(Items from a figure collection)
+-------+
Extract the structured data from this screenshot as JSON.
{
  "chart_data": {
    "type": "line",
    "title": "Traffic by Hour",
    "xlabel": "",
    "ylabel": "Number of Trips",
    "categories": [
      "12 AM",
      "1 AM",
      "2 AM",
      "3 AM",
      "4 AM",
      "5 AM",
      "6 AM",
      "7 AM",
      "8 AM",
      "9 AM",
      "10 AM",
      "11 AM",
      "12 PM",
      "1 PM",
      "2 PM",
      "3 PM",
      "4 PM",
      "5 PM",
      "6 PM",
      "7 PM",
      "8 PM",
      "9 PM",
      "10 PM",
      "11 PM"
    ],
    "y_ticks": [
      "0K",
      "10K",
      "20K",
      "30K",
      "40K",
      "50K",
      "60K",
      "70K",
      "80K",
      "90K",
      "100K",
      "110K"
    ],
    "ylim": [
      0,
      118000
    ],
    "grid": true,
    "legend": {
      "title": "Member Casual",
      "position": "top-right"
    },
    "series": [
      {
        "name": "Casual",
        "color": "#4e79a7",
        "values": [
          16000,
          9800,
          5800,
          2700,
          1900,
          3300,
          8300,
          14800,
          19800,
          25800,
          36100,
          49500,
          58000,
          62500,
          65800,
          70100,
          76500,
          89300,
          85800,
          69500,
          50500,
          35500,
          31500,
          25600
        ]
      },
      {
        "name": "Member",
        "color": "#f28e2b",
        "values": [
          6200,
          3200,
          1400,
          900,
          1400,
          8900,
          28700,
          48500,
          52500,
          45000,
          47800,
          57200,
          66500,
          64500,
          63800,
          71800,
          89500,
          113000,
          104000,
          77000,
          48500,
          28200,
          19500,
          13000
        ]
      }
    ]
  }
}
+-------+
Recopy the entries above exactly, with every line included.

[REPLY TO THE TASK]:
Extract the structured data from this screenshot as JSON.
{
  "chart_data": {
    "type": "line",
    "title": "Traffic by Hour",
    "xlabel": "",
    "ylabel": "Number of Trips",
    "categories": [
      "12 AM",
      "1 AM",
      "2 AM",
      "3 AM",
      "4 AM",
      "5 AM",
      "6 AM",
      "7 AM",
      "8 AM",
      "9 AM",
      "10 AM",
      "11 AM",
      "12 PM",
      "1 PM",
      "2 PM",
      "3 PM",
      "4 PM",
      "5 PM",
      "6 PM",
      "7 PM",
      "8 PM",
      "9 PM",
      "10 PM",
      "11 PM"
    ],
    "y_ticks": [
      "0K",
      "10K",
      "20K",
      "30K",
      "40K",
      "50K",
      "60K",
      "70K",
      "80K",
      "90K",
      "100K",
      "110K"
    ],
    "ylim": [
      0,
      118000
    ],
    "grid": true,
    "legend": {
      "title": "Member Casual",
      "position": "top-right"
    },
    "series": [
      {
        "name": "Casual",
        "color": "#4e79a7",
        "values": [
          16000,
          9800,
          5800,
          2700,
          1900,
          3300,
          8300,
          14800,
          19800,
          25800,
          36100,
          49500,
          58000,
          62500,
          65800,
          70100,
          76500,
          89300,
          85800,
          69500,
          50500,
          35500,
          31500,
          25600
        ]
      },
      {
        "name": "Member",
        "color": "#f28e2b",
        "values": [
          6200,
          3200,
          1400,
          900,
          1400,
          8900,
          28700,
          48500,
          52500,
          45000,
          47800,
          57200,
          66500,
          64500,
          63800,
          71800,
          89500,
          113000,
          104000,
          77000,
          48500,
          28200,
          19500,
          13000
        ]
      }
    ]
  }
}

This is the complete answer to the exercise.